start DATASET ENTRIES

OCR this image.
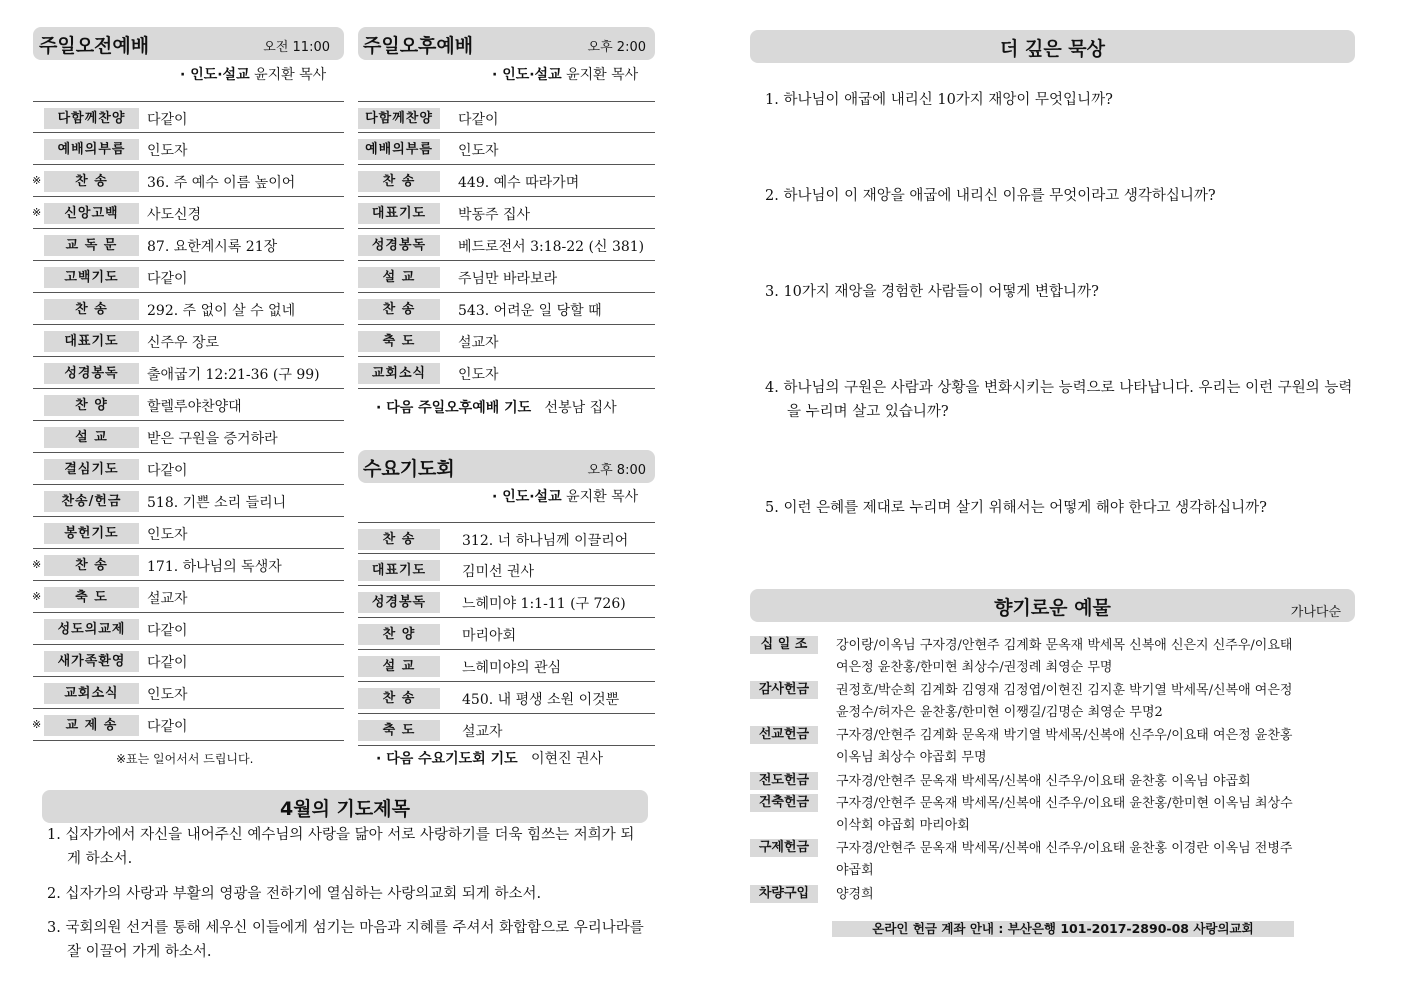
주일오전예배	오전 11:00
· 인도·설교 윤지환 목사
다함께찬양	다같이
예배의부름	인도자
※	찬 송	36. 주 예수 이름 높이어
※	신앙고백	사도신경
교 독 문	87. 요한계시록 21장
고백기도	다같이
찬 송	292. 주 없이 살 수 없네
대표기도	신주우 장로
성경봉독	출애굽기 12:21-36 (구 99)
찬 양	할렐루야찬양대
설 교	받은 구원을 증거하라
결심기도	다같이
찬송/헌금	518. 기쁜 소리 들리니
봉헌기도	인도자
※	찬 송	171. 하나님의 독생자
※	축 도	설교자
성도의교제	다같이
새가족환영	다같이
교회소식	인도자
※	교 제 송	다같이
※표는 일어서서 드립니다.
주일오후예배	오후 2:00
· 인도·설교 윤지환 목사
다함께찬양	다같이
예배의부름	인도자
찬 송	449. 예수 따라가며
대표기도	박동주 집사
성경봉독	베드로전서 3:18-22 (신 381)
설 교	주님만 바라보라
찬 송	543. 어려운 일 당할 때
축 도	설교자
교회소식	인도자
· 다음 주일오후예배 기도 선봉남 집사
수요기도회	오후 8:00
· 인도·설교 윤지환 목사
찬 송	312. 너 하나님께 이끌리어
대표기도	김미선 권사
성경봉독	느헤미야 1:1-11 (구 726)
찬 양	마리아회
설 교	느헤미야의 관심
찬 송	450. 내 평생 소원 이것뿐
축 도	설교자
· 다음 수요기도회 기도 이현진 권사
4월의 기도제목
1. 십자가에서 자신을 내어주신 예수님의 사랑을 닮아 서로 사랑하기를 더욱 힘쓰는 저희가 되게 하소서.
2. 십자가의 사랑과 부활의 영광을 전하기에 열심하는 사랑의교회 되게 하소서.
3. 국회의원 선거를 통해 세우신 이들에게 섬기는 마음과 지혜를 주셔서 화합함으로 우리나라를 잘 이끌어 가게 하소서.
더 깊은 묵상
1. 하나님이 애굽에 내리신 10가지 재앙이 무엇입니까?
2. 하나님이 이 재앙을 애굽에 내리신 이유를 무엇이라고 생각하십니까?
3. 10가지 재앙을 경험한 사람들이 어떻게 변합니까?
4. 하나님의 구원은 사람과 상황을 변화시키는 능력으로 나타납니다. 우리는 이런 구원의 능력을 누리며 살고 있습니까?
5. 이런 은혜를 제대로 누리며 살기 위해서는 어떻게 해야 한다고 생각하십니까?
향기로운 예물	가나다순
십 일 조	강이랑/이옥님 구자경/안현주 김계화 문옥재 박세목 신복애 신은지 신주우/이요태
여은정 윤찬홍/한미현 최상수/권정례 최영순 무명
감사헌금	권정호/박순희 김계화 김영재 김정엽/이현진 김지훈 박기열 박세목/신복애 여은정
윤정수/허자은 윤찬홍/한미현 이쨍길/김명순 최영순 무명2
선교헌금	구자경/안현주 김계화 문옥재 박기열 박세목/신복애 신주우/이요태 여은정 윤찬홍
이옥님 최상수 야곱회 무명
전도헌금	구자경/안현주 문옥재 박세목/신복애 신주우/이요태 윤찬홍 이옥님 야곱회
건축헌금	구자경/안현주 문옥재 박세목/신복애 신주우/이요태 윤찬홍/한미현 이옥님 최상수
이삭회 야곱회 마리아회
구제헌금	구자경/안현주 문옥재 박세목/신복애 신주우/이요태 윤찬홍 이경란 이옥님 전병주
야곱회
차량구입	양경희
온라인 헌금 계좌 안내 : 부산은행 101-2017-2890-08 사랑의교회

end DATASET ENTRIES

### REQUIRED TASK:
Copy the records above exactly. The pictures are not part of the copy.

### WORKED SOLUTION:
OCR this image.
주일오전예배	오전 11:00
· 인도·설교 윤지환 목사
다함께찬양	다같이
예배의부름	인도자
※	찬 송	36. 주 예수 이름 높이어
※	신앙고백	사도신경
교 독 문	87. 요한계시록 21장
고백기도	다같이
찬 송	292. 주 없이 살 수 없네
대표기도	신주우 장로
성경봉독	출애굽기 12:21-36 (구 99)
찬 양	할렐루야찬양대
설 교	받은 구원을 증거하라
결심기도	다같이
찬송/헌금	518. 기쁜 소리 들리니
봉헌기도	인도자
※	찬 송	171. 하나님의 독생자
※	축 도	설교자
성도의교제	다같이
새가족환영	다같이
교회소식	인도자
※	교 제 송	다같이
※표는 일어서서 드립니다.
주일오후예배	오후 2:00
· 인도·설교 윤지환 목사
다함께찬양	다같이
예배의부름	인도자
찬 송	449. 예수 따라가며
대표기도	박동주 집사
성경봉독	베드로전서 3:18-22 (신 381)
설 교	주님만 바라보라
찬 송	543. 어려운 일 당할 때
축 도	설교자
교회소식	인도자
· 다음 주일오후예배 기도 선봉남 집사
수요기도회	오후 8:00
· 인도·설교 윤지환 목사
찬 송	312. 너 하나님께 이끌리어
대표기도	김미선 권사
성경봉독	느헤미야 1:1-11 (구 726)
찬 양	마리아회
설 교	느헤미야의 관심
찬 송	450. 내 평생 소원 이것뿐
축 도	설교자
· 다음 수요기도회 기도 이현진 권사
4월의 기도제목
1. 십자가에서 자신을 내어주신 예수님의 사랑을 닮아 서로 사랑하기를 더욱 힘쓰는 저희가 되게 하소서.
2. 십자가의 사랑과 부활의 영광을 전하기에 열심하는 사랑의교회 되게 하소서.
3. 국회의원 선거를 통해 세우신 이들에게 섬기는 마음과 지혜를 주셔서 화합함으로 우리나라를 잘 이끌어 가게 하소서.
더 깊은 묵상
1. 하나님이 애굽에 내리신 10가지 재앙이 무엇입니까?
2. 하나님이 이 재앙을 애굽에 내리신 이유를 무엇이라고 생각하십니까?
3. 10가지 재앙을 경험한 사람들이 어떻게 변합니까?
4. 하나님의 구원은 사람과 상황을 변화시키는 능력으로 나타납니다. 우리는 이런 구원의 능력을 누리며 살고 있습니까?
5. 이런 은혜를 제대로 누리며 살기 위해서는 어떻게 해야 한다고 생각하십니까?
향기로운 예물	가나다순
십 일 조	강이랑/이옥님 구자경/안현주 김계화 문옥재 박세목 신복애 신은지 신주우/이요태
여은정 윤찬홍/한미현 최상수/권정례 최영순 무명
감사헌금	권정호/박순희 김계화 김영재 김정엽/이현진 김지훈 박기열 박세목/신복애 여은정
윤정수/허자은 윤찬홍/한미현 이쨍길/김명순 최영순 무명2
선교헌금	구자경/안현주 김계화 문옥재 박기열 박세목/신복애 신주우/이요태 여은정 윤찬홍
이옥님 최상수 야곱회 무명
전도헌금	구자경/안현주 문옥재 박세목/신복애 신주우/이요태 윤찬홍 이옥님 야곱회
건축헌금	구자경/안현주 문옥재 박세목/신복애 신주우/이요태 윤찬홍/한미현 이옥님 최상수
이삭회 야곱회 마리아회
구제헌금	구자경/안현주 문옥재 박세목/신복애 신주우/이요태 윤찬홍 이경란 이옥님 전병주
야곱회
차량구입	양경희
온라인 헌금 계좌 안내 : 부산은행 101-2017-2890-08 사랑의교회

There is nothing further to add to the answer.